Given task: Copy the records below exactly, leaving out every picture.

Records from a collection
────────────────────

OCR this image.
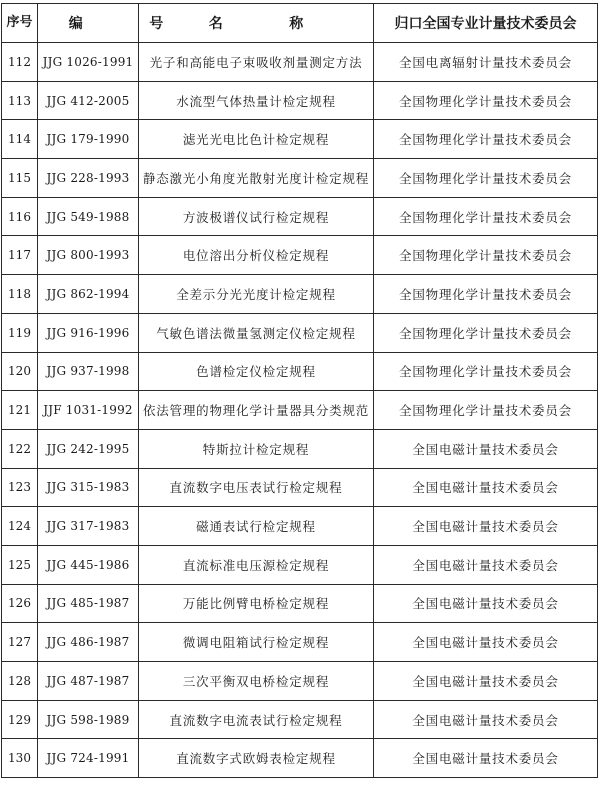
序号	编 号	名 称	归口全国专业计量技术委员会
112	JJG 1026-1991	光子和高能电子束吸收剂量测定方法	全国电离辐射计量技术委员会
113	JJG 412-2005	水流型气体热量计检定规程	全国物理化学计量技术委员会
114	JJG 179-1990	滤光光电比色计检定规程	全国物理化学计量技术委员会
115	JJG 228-1993	静态激光小角度光散射光度计检定规程	全国物理化学计量技术委员会
116	JJG 549-1988	方波极谱仪试行检定规程	全国物理化学计量技术委员会
117	JJG 800-1993	电位溶出分析仪检定规程	全国物理化学计量技术委员会
118	JJG 862-1994	全差示分光光度计检定规程	全国物理化学计量技术委员会
119	JJG 916-1996	气敏色谱法微量氢测定仪检定规程	全国物理化学计量技术委员会
120	JJG 937-1998	色谱检定仪检定规程	全国物理化学计量技术委员会
121	JJF 1031-1992	依法管理的物理化学计量器具分类规范	全国物理化学计量技术委员会
122	JJG 242-1995	特斯拉计检定规程	全国电磁计量技术委员会
123	JJG 315-1983	直流数字电压表试行检定规程	全国电磁计量技术委员会
124	JJG 317-1983	磁通表试行检定规程	全国电磁计量技术委员会
125	JJG 445-1986	直流标准电压源检定规程	全国电磁计量技术委员会
126	JJG 485-1987	万能比例臂电桥检定规程	全国电磁计量技术委员会
127	JJG 486-1987	微调电阻箱试行检定规程	全国电磁计量技术委员会
128	JJG 487-1987	三次平衡双电桥检定规程	全国电磁计量技术委员会
129	JJG 598-1989	直流数字电流表试行检定规程	全国电磁计量技术委员会
130	JJG 724-1991	直流数字式欧姆表检定规程	全国电磁计量技术委员会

────────────────────

Exercise output:
OCR this image.
序号	编 号	名 称	归口全国专业计量技术委员会
112	JJG 1026-1991	光子和高能电子束吸收剂量测定方法	全国电离辐射计量技术委员会
113	JJG 412-2005	水流型气体热量计检定规程	全国物理化学计量技术委员会
114	JJG 179-1990	滤光光电比色计检定规程	全国物理化学计量技术委员会
115	JJG 228-1993	静态激光小角度光散射光度计检定规程	全国物理化学计量技术委员会
116	JJG 549-1988	方波极谱仪试行检定规程	全国物理化学计量技术委员会
117	JJG 800-1993	电位溶出分析仪检定规程	全国物理化学计量技术委员会
118	JJG 862-1994	全差示分光光度计检定规程	全国物理化学计量技术委员会
119	JJG 916-1996	气敏色谱法微量氢测定仪检定规程	全国物理化学计量技术委员会
120	JJG 937-1998	色谱检定仪检定规程	全国物理化学计量技术委员会
121	JJF 1031-1992	依法管理的物理化学计量器具分类规范	全国物理化学计量技术委员会
122	JJG 242-1995	特斯拉计检定规程	全国电磁计量技术委员会
123	JJG 315-1983	直流数字电压表试行检定规程	全国电磁计量技术委员会
124	JJG 317-1983	磁通表试行检定规程	全国电磁计量技术委员会
125	JJG 445-1986	直流标准电压源检定规程	全国电磁计量技术委员会
126	JJG 485-1987	万能比例臂电桥检定规程	全国电磁计量技术委员会
127	JJG 486-1987	微调电阻箱试行检定规程	全国电磁计量技术委员会
128	JJG 487-1987	三次平衡双电桥检定规程	全国电磁计量技术委员会
129	JJG 598-1989	直流数字电流表试行检定规程	全国电磁计量技术委员会
130	JJG 724-1991	直流数字式欧姆表检定规程	全国电磁计量技术委员会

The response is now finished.